_Problem requirements_:
Drop every picture and give the entries back exactly.

_Data entries for graphics_:
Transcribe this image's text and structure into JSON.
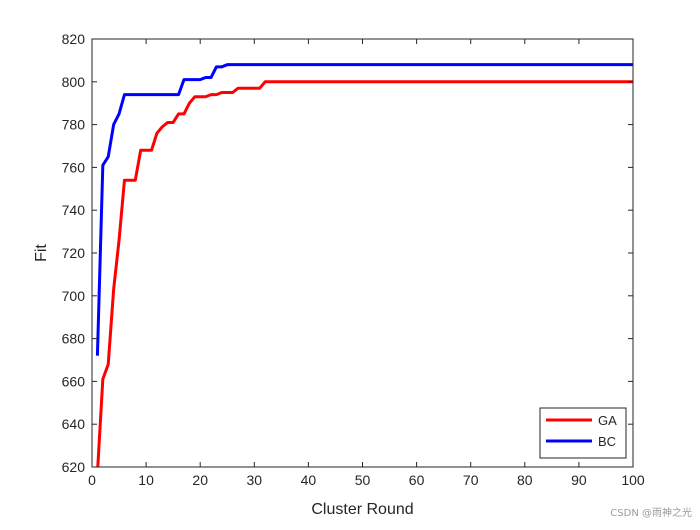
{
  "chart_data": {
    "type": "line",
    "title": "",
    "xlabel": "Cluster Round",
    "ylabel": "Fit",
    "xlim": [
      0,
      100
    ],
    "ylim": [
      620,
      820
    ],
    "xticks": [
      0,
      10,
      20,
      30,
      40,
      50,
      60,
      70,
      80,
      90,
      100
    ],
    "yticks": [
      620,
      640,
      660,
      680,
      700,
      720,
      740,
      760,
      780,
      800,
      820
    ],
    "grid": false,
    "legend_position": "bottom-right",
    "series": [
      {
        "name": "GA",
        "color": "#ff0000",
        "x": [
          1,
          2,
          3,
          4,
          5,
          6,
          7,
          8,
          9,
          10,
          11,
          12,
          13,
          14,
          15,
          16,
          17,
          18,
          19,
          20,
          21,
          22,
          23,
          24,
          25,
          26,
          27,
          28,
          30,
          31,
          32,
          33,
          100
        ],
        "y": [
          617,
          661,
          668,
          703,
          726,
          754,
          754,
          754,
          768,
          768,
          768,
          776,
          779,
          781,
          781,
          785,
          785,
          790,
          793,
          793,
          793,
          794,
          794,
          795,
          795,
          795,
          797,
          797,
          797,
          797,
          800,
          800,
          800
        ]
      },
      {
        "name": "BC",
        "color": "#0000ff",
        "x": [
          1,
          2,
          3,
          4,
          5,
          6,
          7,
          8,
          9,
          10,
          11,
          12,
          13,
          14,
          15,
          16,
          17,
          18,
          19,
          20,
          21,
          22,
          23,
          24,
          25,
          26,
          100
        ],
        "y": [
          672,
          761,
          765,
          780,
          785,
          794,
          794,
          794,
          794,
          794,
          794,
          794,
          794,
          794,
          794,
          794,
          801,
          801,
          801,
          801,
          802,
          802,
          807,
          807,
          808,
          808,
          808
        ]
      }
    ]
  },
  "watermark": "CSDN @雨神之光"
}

_Task response_:
Transcribe this image's text and structure into JSON.
{
  "chart_data": {
    "type": "line",
    "title": "",
    "xlabel": "Cluster Round",
    "ylabel": "Fit",
    "xlim": [
      0,
      100
    ],
    "ylim": [
      620,
      820
    ],
    "xticks": [
      0,
      10,
      20,
      30,
      40,
      50,
      60,
      70,
      80,
      90,
      100
    ],
    "yticks": [
      620,
      640,
      660,
      680,
      700,
      720,
      740,
      760,
      780,
      800,
      820
    ],
    "grid": false,
    "legend_position": "bottom-right",
    "series": [
      {
        "name": "GA",
        "color": "#ff0000",
        "x": [
          1,
          2,
          3,
          4,
          5,
          6,
          7,
          8,
          9,
          10,
          11,
          12,
          13,
          14,
          15,
          16,
          17,
          18,
          19,
          20,
          21,
          22,
          23,
          24,
          25,
          26,
          27,
          28,
          30,
          31,
          32,
          33,
          100
        ],
        "y": [
          617,
          661,
          668,
          703,
          726,
          754,
          754,
          754,
          768,
          768,
          768,
          776,
          779,
          781,
          781,
          785,
          785,
          790,
          793,
          793,
          793,
          794,
          794,
          795,
          795,
          795,
          797,
          797,
          797,
          797,
          800,
          800,
          800
        ]
      },
      {
        "name": "BC",
        "color": "#0000ff",
        "x": [
          1,
          2,
          3,
          4,
          5,
          6,
          7,
          8,
          9,
          10,
          11,
          12,
          13,
          14,
          15,
          16,
          17,
          18,
          19,
          20,
          21,
          22,
          23,
          24,
          25,
          26,
          100
        ],
        "y": [
          672,
          761,
          765,
          780,
          785,
          794,
          794,
          794,
          794,
          794,
          794,
          794,
          794,
          794,
          794,
          794,
          801,
          801,
          801,
          801,
          802,
          802,
          807,
          807,
          808,
          808,
          808
        ]
      }
    ]
  },
  "watermark": "CSDN @雨神之光"
}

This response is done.